─── Records for the exercise

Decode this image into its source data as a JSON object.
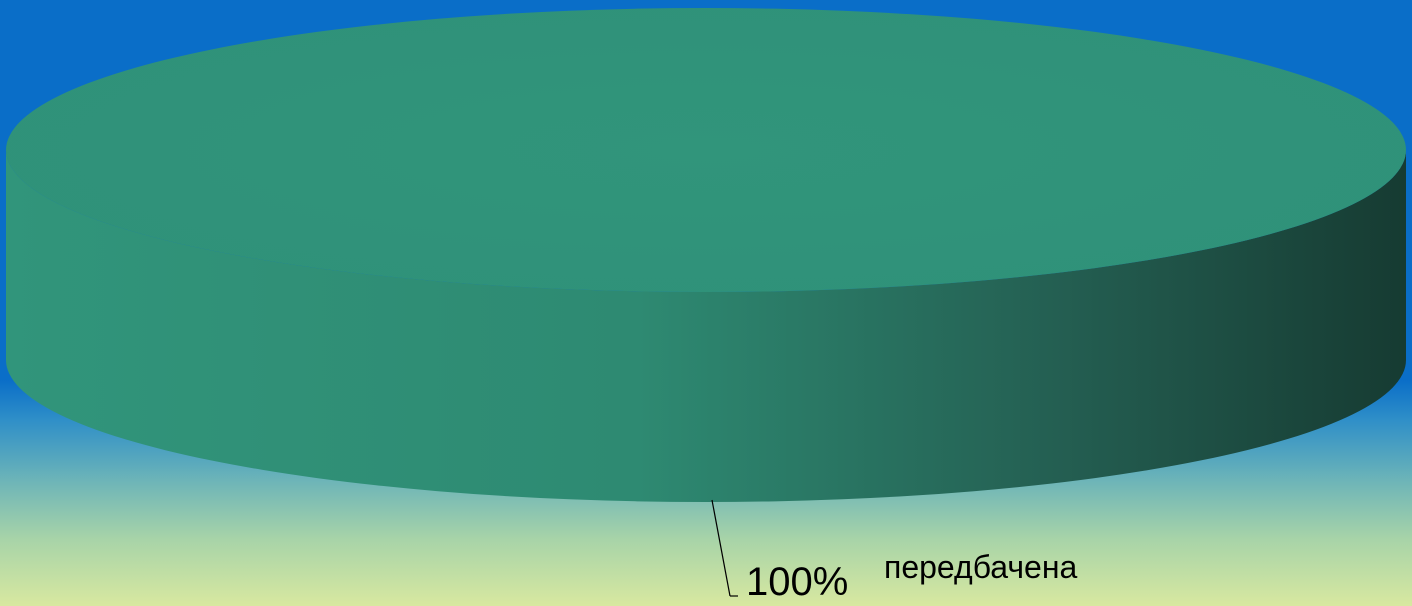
{
  "chart_data": {
    "type": "pie",
    "style": "3d",
    "slices": [
      {
        "category": "передбачена",
        "value": 100,
        "value_label": "100%",
        "color_top": "#31957b",
        "color_side_light": "#2e8a72",
        "color_side_dark": "#163b32"
      }
    ],
    "legend": "none",
    "leader_lines": true
  },
  "colors": {
    "background_top": "#0a6ec8",
    "background_bottom": "#d8e8a0"
  }
}
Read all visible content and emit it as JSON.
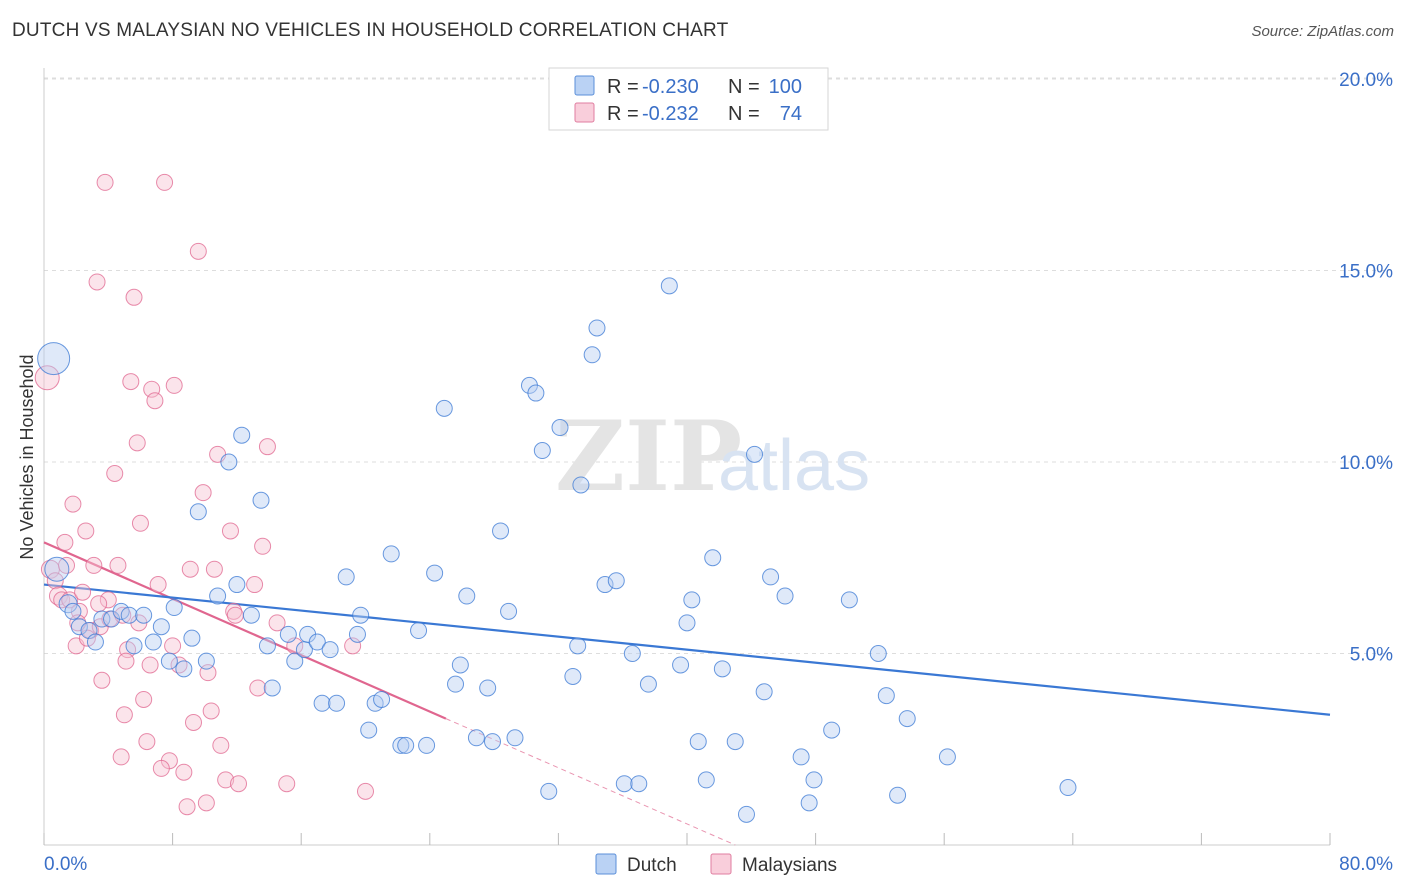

──────

* Problem requirements:
Reproduce each entry verbatim, excluding any embedded images.

* Complete response:
Decode this image into its source data as a JSON object.
{
  "chart_data": {
    "type": "pie",
    "style": "3d",
    "slices": [
      {
        "category": "передбачена",
        "value": 100,
        "value_label": "100%",
        "color_top": "#31957b",
        "color_side_light": "#2e8a72",
        "color_side_dark": "#163b32"
      }
    ],
    "legend": "none",
    "leader_lines": true
  },
  "colors": {
    "background_top": "#0a6ec8",
    "background_bottom": "#d8e8a0"
  }
}
Read all visible content and emit it as JSON.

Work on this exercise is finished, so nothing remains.